**STATED PROBLEM:**
Find out how many lines of the material contain the string "Humidity" and give only that figure.

**TASK INPUTS:**
┄┄┄┄┄┄┄┄┄┄┄┄┄┄┄┄┄┄┄┄
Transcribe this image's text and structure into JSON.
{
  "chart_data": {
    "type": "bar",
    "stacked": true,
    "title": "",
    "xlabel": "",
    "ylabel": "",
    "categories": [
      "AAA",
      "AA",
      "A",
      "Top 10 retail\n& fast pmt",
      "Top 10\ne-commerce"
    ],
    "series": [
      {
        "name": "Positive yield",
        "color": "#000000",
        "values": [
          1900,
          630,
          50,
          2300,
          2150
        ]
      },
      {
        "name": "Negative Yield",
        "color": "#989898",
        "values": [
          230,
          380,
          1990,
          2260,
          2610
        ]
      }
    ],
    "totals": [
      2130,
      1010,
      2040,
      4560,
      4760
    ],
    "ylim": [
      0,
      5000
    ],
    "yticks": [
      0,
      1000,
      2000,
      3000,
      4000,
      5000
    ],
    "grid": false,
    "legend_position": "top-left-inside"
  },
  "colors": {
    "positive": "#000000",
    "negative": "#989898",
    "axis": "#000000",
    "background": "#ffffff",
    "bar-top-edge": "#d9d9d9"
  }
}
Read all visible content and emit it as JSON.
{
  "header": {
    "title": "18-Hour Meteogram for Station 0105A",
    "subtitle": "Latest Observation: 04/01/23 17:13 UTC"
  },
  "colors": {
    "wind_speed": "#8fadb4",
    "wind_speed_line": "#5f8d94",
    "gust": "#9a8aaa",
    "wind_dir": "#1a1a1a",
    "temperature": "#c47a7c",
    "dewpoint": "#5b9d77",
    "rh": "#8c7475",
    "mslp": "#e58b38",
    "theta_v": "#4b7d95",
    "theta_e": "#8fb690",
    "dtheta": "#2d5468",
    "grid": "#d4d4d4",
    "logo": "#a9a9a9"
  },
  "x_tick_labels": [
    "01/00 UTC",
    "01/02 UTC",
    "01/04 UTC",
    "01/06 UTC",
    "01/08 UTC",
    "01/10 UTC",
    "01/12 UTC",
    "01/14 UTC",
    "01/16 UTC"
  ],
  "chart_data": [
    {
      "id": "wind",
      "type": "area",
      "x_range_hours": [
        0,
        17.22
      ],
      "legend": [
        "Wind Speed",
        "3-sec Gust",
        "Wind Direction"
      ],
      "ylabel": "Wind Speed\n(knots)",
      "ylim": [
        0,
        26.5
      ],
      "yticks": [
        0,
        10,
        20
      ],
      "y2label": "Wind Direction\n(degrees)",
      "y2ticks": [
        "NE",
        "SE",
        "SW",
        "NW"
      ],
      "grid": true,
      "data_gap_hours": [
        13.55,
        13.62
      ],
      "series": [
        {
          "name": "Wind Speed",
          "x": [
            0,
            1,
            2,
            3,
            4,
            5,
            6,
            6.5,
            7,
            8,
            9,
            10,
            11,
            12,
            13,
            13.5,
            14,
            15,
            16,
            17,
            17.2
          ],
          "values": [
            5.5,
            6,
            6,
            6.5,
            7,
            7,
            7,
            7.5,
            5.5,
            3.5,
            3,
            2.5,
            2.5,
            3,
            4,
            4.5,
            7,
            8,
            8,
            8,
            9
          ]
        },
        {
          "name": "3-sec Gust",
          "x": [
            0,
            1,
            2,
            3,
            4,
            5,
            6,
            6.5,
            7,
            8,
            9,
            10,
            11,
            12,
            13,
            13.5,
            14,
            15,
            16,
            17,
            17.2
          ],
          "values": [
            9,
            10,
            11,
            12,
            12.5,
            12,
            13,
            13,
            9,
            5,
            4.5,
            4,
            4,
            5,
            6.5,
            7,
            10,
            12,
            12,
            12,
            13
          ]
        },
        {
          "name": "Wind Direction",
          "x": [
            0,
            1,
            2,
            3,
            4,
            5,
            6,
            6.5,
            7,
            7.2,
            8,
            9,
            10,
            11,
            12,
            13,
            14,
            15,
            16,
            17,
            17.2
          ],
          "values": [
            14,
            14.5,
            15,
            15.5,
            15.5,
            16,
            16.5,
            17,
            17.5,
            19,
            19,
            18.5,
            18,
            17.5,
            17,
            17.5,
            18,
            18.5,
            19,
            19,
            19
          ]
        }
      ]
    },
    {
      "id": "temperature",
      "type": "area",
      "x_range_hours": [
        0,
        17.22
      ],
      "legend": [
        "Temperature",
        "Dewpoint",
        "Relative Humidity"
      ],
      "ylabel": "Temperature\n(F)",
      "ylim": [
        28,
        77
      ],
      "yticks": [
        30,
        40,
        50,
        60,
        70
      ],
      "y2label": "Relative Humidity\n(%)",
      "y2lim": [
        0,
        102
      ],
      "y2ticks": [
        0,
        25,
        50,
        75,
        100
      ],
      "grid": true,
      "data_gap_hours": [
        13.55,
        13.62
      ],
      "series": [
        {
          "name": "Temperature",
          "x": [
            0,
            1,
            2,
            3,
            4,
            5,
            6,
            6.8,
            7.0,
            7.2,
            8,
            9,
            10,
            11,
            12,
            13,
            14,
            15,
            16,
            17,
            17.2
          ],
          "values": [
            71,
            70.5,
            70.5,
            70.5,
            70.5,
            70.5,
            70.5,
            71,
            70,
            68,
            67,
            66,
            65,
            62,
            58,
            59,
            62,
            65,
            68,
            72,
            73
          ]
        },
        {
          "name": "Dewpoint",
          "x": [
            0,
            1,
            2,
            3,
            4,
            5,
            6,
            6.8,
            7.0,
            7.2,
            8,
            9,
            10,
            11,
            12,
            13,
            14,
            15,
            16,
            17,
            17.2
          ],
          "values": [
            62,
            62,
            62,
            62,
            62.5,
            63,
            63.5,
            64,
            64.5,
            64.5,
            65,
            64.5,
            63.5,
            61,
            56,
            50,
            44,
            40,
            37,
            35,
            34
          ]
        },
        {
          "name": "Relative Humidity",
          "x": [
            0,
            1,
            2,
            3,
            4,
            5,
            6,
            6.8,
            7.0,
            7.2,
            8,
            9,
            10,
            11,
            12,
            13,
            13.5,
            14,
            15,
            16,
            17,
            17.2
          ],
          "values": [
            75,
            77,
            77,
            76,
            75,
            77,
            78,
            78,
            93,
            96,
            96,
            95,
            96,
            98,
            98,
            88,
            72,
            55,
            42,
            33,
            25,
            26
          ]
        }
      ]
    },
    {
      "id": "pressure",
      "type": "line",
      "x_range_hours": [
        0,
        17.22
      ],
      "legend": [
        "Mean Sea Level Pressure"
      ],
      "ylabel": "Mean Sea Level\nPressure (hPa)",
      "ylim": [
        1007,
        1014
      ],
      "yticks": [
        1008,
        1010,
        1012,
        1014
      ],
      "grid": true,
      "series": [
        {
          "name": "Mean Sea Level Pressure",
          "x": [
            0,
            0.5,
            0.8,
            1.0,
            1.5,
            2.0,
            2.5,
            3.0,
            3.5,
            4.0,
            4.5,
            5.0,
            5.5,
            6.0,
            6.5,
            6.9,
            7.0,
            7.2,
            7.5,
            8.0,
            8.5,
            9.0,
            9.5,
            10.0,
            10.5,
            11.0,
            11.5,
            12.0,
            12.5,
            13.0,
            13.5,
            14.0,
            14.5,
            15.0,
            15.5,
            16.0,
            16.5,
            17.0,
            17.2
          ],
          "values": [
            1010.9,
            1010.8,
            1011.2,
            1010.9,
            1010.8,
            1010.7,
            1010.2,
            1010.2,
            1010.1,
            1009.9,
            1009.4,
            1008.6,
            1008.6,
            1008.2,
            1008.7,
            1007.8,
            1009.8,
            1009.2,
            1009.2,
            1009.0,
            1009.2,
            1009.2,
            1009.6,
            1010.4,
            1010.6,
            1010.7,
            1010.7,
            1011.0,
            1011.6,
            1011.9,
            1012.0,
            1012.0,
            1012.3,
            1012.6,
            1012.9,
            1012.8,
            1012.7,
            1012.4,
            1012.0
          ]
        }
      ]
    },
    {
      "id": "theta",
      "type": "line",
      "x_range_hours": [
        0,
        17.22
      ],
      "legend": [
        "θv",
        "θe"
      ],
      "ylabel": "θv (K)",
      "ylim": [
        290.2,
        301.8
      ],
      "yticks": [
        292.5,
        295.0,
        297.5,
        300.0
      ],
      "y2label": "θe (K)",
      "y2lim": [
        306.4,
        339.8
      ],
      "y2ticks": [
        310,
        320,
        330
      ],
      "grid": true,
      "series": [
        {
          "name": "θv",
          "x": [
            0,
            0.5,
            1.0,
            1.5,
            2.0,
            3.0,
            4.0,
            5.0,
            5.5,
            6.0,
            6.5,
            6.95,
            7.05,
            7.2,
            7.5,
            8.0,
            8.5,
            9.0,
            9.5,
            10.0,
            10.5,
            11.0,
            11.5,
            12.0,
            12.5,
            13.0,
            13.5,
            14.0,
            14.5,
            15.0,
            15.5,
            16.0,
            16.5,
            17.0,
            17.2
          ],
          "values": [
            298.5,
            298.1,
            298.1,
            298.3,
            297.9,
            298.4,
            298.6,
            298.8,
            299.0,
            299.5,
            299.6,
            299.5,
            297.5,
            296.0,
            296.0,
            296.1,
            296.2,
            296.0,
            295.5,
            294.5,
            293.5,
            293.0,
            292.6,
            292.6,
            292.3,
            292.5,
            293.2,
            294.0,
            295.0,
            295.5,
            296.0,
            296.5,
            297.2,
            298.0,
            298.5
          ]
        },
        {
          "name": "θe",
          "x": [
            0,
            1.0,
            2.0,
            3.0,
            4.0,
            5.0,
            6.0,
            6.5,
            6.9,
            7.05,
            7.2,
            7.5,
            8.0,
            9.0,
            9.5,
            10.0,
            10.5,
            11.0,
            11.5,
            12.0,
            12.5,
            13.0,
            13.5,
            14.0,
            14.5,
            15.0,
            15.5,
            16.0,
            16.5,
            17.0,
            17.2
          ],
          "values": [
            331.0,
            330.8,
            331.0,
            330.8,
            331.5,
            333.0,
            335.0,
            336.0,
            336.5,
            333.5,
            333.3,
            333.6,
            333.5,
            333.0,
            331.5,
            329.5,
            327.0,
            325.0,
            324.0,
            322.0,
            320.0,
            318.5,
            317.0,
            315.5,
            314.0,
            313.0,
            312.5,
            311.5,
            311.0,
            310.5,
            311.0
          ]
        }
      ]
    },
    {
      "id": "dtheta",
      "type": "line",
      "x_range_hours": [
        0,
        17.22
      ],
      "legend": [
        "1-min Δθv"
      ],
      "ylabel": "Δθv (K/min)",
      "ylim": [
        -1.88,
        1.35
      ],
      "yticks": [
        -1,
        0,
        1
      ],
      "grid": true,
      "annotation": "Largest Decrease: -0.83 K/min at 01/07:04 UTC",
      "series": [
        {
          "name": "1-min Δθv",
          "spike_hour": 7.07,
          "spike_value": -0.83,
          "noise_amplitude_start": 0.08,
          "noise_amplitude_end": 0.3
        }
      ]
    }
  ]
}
┄┄┄┄┄┄┄┄┄┄┄┄┄┄┄┄┄┄┄┄
**EXERCISE OUTPUT:**
3